BEGIN DATA ROWS

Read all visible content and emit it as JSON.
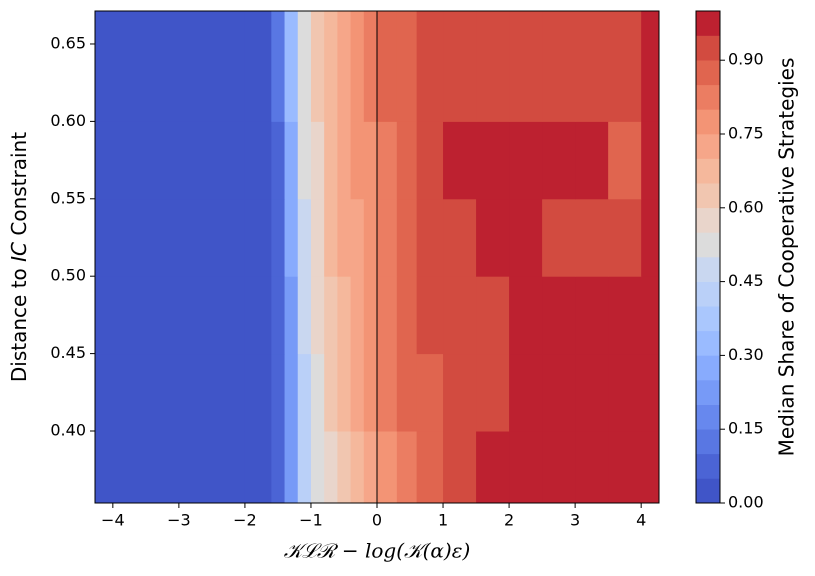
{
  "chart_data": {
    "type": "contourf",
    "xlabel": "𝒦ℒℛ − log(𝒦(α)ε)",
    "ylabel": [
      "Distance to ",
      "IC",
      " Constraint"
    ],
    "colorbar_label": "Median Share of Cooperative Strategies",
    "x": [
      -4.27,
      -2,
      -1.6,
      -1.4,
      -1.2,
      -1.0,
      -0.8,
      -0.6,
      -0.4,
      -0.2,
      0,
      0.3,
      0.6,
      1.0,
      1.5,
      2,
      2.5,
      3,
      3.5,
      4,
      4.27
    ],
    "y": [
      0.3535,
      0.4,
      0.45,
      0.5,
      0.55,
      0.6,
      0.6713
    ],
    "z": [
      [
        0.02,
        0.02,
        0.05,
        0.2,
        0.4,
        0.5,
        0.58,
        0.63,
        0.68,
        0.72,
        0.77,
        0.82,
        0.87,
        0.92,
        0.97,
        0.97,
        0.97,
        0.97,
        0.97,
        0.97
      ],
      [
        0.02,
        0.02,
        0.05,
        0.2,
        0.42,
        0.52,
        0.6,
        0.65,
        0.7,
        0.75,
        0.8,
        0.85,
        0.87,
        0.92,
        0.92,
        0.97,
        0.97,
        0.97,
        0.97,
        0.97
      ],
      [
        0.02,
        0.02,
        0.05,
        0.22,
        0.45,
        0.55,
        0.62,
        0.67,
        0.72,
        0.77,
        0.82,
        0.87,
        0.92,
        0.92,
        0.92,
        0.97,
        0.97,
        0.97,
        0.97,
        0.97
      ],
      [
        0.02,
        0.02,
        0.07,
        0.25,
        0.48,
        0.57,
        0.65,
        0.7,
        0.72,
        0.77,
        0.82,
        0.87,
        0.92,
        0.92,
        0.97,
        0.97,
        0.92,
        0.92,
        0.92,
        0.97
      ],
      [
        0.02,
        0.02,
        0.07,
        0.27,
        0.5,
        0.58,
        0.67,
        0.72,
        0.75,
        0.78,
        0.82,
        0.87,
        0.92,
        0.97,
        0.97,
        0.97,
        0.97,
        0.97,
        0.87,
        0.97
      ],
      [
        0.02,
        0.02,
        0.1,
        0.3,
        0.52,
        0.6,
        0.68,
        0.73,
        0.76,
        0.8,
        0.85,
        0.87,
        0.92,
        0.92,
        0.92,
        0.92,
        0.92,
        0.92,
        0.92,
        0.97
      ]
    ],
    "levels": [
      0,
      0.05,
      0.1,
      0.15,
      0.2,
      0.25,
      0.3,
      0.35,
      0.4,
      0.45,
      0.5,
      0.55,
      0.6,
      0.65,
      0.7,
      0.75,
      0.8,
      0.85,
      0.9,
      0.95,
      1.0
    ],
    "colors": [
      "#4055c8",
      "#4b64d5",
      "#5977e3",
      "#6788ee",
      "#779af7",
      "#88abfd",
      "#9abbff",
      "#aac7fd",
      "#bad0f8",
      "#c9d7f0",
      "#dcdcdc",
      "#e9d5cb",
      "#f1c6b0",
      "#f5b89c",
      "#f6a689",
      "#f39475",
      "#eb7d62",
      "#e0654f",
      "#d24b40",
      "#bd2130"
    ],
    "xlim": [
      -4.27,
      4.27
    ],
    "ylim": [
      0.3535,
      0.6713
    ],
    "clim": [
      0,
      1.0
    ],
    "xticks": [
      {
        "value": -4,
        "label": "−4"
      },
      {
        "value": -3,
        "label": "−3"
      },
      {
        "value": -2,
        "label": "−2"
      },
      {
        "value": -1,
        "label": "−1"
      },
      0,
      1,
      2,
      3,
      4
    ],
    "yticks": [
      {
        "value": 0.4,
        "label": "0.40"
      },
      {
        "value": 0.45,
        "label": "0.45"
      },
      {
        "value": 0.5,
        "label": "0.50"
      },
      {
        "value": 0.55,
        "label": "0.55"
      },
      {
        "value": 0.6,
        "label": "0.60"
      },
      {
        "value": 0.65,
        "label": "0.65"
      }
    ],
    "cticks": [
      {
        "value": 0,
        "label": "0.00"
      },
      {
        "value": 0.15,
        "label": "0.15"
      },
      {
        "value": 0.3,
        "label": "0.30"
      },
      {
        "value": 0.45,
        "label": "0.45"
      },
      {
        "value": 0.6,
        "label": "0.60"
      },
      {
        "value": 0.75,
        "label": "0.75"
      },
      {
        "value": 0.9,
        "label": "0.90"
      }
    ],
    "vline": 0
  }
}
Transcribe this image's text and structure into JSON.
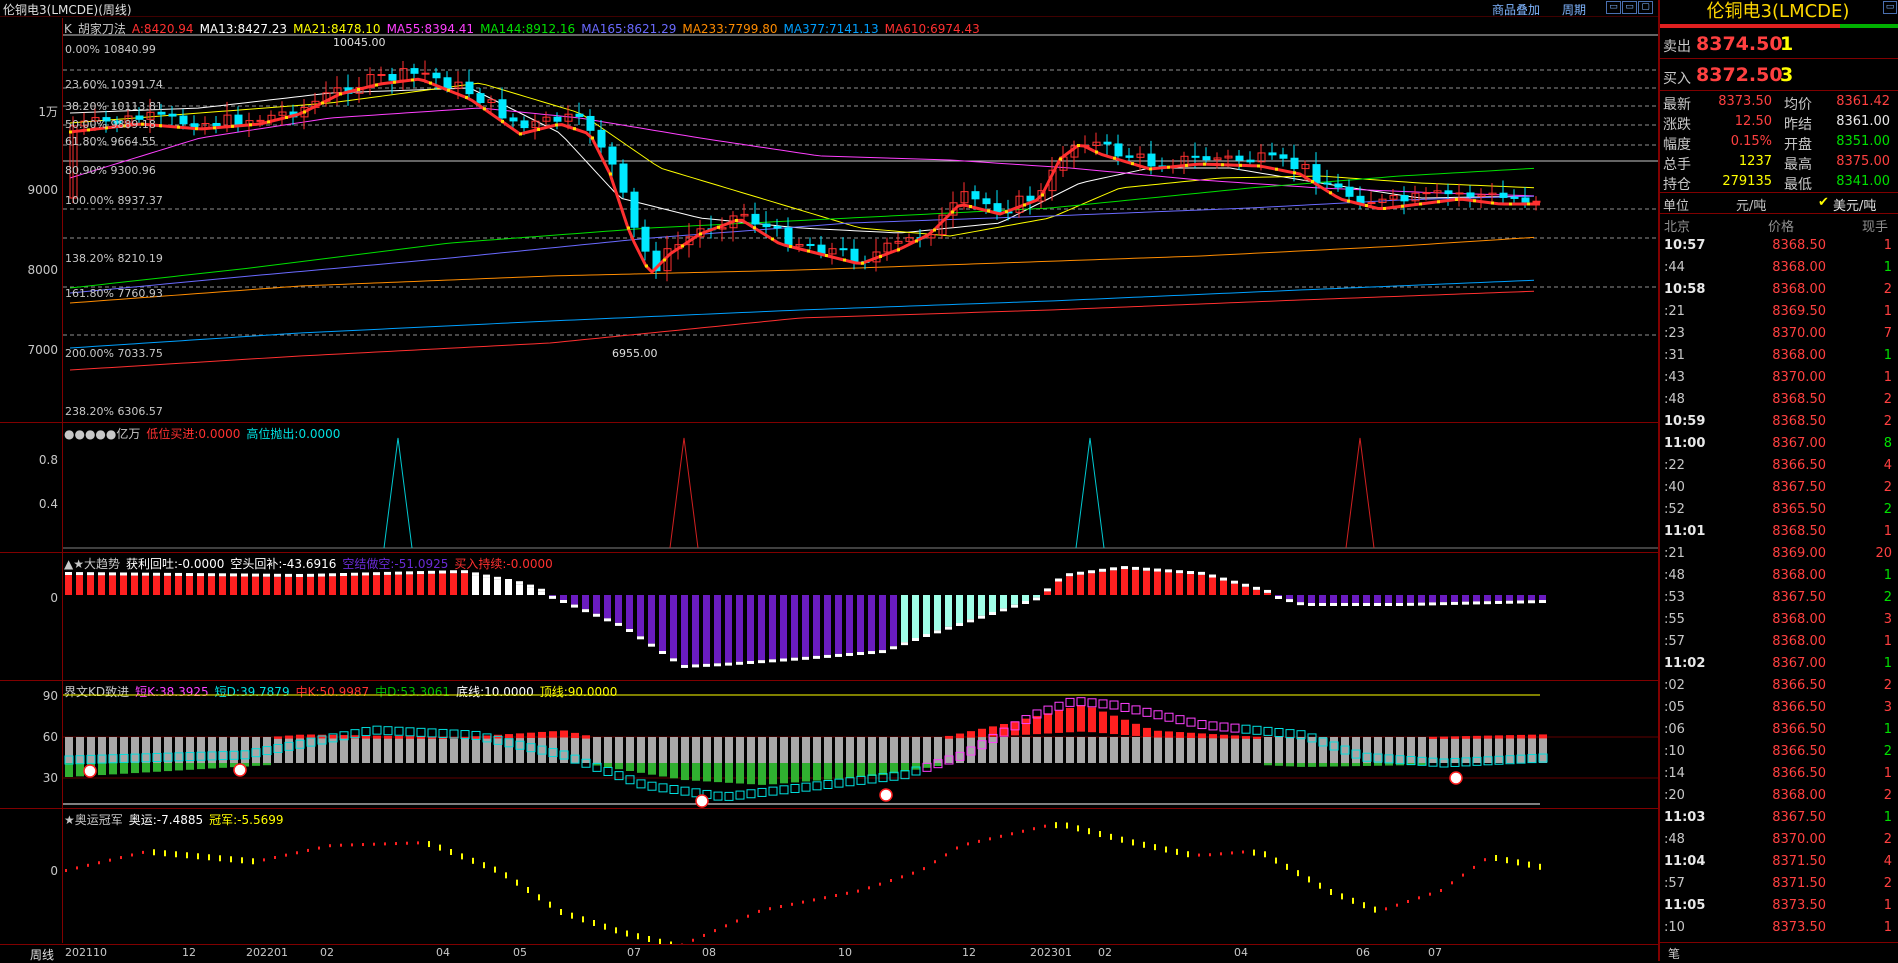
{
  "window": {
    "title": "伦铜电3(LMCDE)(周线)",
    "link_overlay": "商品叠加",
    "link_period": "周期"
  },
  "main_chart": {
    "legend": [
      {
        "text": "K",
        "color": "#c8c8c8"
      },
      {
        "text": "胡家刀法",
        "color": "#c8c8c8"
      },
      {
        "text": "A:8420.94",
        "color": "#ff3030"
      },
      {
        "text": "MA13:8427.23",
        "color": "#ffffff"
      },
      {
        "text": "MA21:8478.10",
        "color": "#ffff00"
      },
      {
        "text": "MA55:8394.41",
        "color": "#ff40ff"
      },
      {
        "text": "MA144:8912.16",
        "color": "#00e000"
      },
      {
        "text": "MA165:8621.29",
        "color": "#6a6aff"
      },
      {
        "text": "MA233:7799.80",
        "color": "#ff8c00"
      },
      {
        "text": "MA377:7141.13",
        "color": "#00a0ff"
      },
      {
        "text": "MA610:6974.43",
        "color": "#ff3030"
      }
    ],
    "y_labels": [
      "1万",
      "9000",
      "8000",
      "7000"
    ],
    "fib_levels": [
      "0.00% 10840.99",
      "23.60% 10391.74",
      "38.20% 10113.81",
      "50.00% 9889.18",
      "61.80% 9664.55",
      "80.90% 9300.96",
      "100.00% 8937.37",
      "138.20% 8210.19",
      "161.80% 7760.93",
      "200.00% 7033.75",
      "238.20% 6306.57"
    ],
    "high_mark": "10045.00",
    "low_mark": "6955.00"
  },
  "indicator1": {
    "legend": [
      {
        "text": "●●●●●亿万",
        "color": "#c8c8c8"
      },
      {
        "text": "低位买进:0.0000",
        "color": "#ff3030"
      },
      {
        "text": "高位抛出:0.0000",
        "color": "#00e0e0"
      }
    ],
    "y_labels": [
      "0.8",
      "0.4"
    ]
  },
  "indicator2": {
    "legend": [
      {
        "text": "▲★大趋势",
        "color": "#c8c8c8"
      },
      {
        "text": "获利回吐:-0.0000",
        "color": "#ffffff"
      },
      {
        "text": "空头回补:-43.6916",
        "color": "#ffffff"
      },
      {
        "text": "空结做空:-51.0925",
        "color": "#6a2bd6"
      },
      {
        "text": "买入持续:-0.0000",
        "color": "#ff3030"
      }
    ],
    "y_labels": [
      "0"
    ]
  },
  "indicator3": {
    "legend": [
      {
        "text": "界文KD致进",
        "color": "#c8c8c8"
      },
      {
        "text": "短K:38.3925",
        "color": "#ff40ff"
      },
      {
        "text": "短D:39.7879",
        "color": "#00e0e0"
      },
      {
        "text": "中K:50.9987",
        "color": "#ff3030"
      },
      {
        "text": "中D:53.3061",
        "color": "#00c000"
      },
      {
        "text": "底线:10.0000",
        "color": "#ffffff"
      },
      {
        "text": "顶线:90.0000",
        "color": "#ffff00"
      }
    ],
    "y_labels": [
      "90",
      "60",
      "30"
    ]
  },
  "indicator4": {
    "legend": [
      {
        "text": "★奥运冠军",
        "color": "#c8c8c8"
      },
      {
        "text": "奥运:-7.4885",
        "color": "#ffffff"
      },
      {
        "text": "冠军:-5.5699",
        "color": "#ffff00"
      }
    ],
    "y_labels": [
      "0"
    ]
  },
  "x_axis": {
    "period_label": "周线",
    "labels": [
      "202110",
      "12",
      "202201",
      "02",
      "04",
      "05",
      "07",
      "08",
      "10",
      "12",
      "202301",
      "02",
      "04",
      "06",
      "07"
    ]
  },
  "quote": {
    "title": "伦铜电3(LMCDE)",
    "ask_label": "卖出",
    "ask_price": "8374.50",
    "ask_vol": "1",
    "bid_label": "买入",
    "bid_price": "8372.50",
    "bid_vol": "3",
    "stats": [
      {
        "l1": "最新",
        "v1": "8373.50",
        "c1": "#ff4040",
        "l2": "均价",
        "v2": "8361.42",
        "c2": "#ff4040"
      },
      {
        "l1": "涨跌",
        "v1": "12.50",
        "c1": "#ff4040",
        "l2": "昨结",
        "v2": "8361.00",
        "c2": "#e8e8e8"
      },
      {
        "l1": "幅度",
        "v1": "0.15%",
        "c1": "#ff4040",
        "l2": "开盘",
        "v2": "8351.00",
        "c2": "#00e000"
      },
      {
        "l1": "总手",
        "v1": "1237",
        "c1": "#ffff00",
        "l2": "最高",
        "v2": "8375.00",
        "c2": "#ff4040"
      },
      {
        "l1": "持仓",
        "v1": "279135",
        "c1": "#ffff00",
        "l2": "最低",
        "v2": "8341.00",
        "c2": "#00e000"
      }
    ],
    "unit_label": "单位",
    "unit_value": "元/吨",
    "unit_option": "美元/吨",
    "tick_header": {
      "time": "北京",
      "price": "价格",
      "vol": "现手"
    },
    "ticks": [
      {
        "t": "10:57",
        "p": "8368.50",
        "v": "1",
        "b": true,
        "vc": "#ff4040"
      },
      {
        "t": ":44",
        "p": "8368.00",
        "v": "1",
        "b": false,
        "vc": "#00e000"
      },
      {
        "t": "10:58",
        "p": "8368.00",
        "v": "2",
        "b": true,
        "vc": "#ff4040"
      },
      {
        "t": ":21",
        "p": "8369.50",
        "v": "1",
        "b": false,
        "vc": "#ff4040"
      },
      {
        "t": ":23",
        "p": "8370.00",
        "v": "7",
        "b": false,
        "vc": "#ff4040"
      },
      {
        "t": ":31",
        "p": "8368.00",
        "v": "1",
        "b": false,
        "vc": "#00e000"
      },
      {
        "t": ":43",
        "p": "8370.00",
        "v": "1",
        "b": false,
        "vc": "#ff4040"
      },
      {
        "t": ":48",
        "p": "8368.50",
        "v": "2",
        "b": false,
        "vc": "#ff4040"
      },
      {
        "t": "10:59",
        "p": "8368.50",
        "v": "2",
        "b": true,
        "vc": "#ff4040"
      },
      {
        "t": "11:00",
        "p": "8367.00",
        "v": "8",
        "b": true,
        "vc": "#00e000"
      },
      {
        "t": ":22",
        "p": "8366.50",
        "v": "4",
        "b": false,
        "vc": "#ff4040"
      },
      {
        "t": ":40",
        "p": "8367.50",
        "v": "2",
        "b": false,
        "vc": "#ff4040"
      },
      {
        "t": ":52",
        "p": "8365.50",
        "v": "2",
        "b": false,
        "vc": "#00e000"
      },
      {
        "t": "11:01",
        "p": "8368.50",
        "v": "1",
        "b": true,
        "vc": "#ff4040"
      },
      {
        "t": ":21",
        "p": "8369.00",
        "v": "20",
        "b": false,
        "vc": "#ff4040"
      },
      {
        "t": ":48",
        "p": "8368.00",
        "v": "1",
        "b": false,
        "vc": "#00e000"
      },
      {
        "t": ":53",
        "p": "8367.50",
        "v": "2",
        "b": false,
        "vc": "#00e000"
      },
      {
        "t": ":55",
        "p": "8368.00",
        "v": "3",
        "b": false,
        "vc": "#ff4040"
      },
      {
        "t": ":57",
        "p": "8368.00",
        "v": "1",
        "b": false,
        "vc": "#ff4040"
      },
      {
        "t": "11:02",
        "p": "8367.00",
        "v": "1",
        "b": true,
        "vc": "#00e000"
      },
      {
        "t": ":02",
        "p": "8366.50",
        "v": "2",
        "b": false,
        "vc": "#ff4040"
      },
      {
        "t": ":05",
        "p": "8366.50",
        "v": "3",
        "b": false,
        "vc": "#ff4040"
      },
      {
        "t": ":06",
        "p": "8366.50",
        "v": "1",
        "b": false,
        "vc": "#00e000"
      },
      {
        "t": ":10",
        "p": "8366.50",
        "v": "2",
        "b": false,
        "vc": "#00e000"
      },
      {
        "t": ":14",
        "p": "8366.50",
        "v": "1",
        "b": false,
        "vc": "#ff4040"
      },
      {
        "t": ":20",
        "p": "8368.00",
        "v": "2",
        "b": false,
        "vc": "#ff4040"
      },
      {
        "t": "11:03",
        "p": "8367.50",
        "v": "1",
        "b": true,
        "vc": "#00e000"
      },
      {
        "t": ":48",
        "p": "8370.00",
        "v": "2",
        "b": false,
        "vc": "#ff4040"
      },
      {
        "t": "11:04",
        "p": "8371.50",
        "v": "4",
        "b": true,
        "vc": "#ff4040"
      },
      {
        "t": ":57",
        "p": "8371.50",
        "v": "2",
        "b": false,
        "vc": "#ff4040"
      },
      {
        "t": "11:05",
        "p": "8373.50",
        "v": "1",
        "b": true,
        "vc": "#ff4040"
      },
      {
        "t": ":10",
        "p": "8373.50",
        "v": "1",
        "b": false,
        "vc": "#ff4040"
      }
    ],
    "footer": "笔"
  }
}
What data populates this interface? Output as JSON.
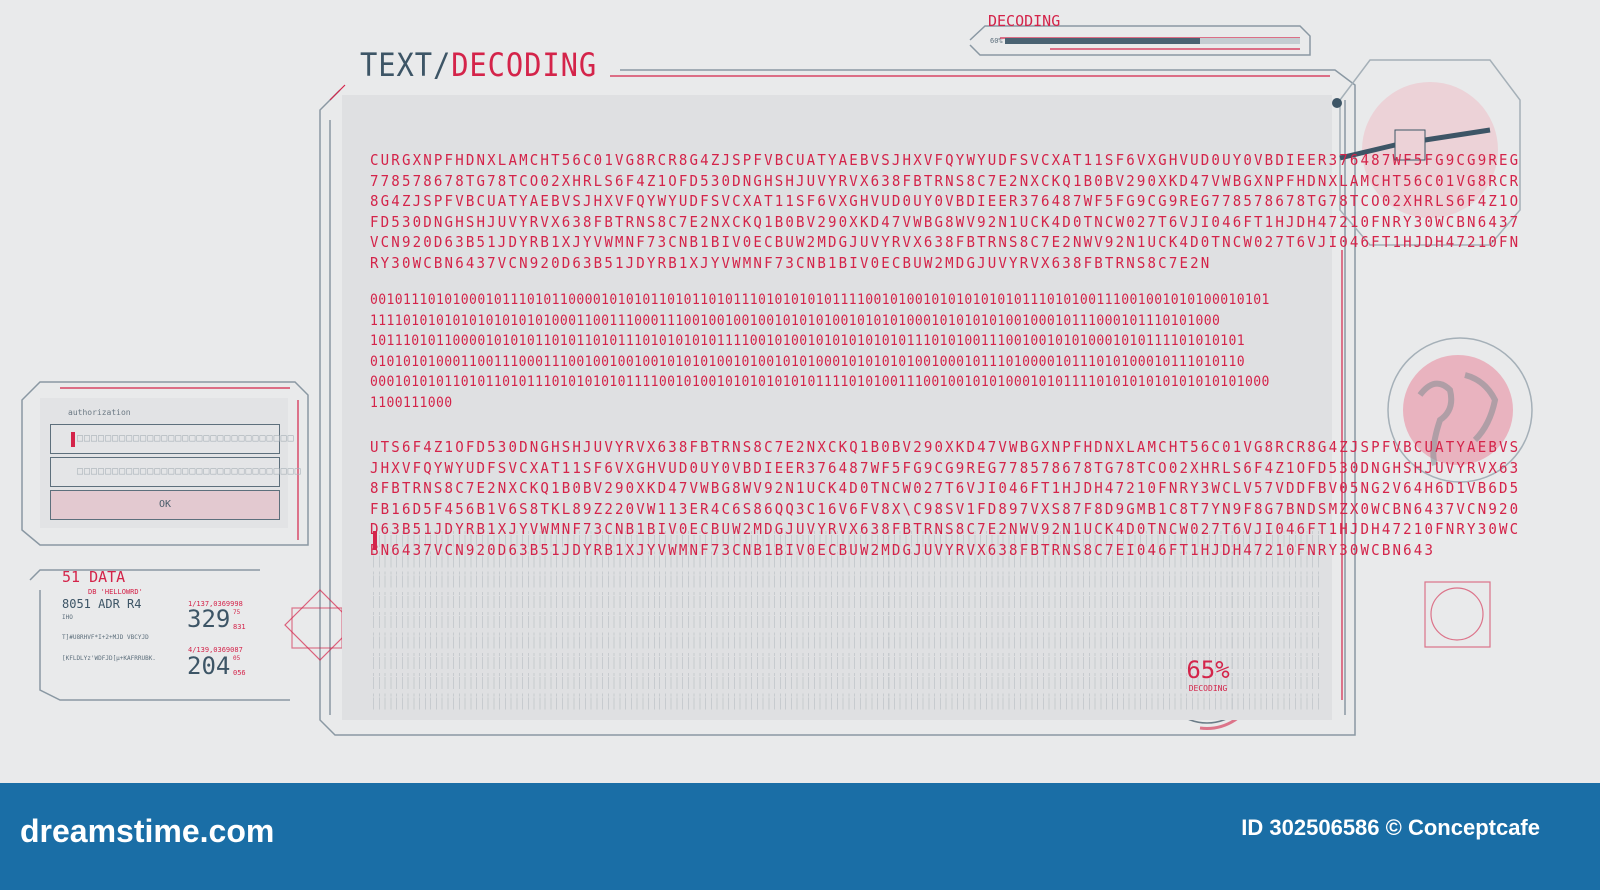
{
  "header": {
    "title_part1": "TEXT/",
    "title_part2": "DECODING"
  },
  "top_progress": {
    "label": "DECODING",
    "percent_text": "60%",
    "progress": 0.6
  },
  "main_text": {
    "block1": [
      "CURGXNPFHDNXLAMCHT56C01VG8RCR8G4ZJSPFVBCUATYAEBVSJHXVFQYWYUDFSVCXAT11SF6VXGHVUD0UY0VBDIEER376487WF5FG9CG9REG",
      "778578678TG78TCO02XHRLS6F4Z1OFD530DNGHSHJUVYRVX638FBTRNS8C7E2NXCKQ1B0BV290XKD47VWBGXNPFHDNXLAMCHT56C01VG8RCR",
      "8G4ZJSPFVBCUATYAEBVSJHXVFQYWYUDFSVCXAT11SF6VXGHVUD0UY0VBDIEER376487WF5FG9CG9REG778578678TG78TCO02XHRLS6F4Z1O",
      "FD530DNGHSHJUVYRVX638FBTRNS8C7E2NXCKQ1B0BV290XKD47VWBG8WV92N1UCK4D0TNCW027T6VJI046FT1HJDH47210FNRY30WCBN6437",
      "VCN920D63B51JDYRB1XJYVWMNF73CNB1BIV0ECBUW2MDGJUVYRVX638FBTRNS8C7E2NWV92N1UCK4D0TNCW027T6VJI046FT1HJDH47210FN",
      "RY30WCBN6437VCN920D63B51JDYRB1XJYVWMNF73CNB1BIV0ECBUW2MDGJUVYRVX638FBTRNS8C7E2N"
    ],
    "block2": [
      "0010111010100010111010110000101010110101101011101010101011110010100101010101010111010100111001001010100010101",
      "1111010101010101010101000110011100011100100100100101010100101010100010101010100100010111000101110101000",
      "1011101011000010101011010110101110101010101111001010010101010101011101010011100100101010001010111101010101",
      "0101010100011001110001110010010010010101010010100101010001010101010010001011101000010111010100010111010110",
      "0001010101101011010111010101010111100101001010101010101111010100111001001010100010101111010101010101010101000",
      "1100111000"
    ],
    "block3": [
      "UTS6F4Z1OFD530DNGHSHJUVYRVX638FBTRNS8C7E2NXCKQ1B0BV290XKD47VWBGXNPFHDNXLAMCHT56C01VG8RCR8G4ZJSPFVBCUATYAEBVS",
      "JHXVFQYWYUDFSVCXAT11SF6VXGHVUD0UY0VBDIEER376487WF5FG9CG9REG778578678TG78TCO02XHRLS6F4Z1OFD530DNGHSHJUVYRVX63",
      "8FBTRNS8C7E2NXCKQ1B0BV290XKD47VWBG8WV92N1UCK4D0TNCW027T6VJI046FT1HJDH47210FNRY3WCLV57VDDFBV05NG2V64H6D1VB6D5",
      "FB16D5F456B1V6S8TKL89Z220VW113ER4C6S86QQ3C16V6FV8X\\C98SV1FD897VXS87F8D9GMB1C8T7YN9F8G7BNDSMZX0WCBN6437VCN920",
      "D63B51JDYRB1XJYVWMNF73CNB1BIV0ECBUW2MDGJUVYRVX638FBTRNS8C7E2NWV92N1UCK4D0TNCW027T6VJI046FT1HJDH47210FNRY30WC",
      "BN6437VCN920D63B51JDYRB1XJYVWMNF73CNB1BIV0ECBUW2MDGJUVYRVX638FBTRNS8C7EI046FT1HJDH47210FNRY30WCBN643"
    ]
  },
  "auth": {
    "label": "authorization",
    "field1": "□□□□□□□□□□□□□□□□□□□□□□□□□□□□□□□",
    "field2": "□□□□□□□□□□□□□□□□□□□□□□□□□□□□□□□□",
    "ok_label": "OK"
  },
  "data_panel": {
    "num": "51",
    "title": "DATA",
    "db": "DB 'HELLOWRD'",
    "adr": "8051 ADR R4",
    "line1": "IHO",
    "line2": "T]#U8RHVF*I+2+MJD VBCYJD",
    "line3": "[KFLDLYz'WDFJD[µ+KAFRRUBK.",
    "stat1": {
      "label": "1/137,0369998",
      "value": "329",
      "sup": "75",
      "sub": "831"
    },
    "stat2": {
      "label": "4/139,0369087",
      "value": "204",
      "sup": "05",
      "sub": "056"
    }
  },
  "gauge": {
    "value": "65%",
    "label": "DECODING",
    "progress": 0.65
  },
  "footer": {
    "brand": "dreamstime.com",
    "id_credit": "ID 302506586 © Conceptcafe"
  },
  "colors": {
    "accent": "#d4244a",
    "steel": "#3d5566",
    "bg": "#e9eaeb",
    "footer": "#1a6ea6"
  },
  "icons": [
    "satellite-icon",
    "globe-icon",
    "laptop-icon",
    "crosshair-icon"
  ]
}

END DATA ROWS

Respond with nothing but the number of lines in the entries that contain the string "LMCDE".

REPLY TO THE TASK:
2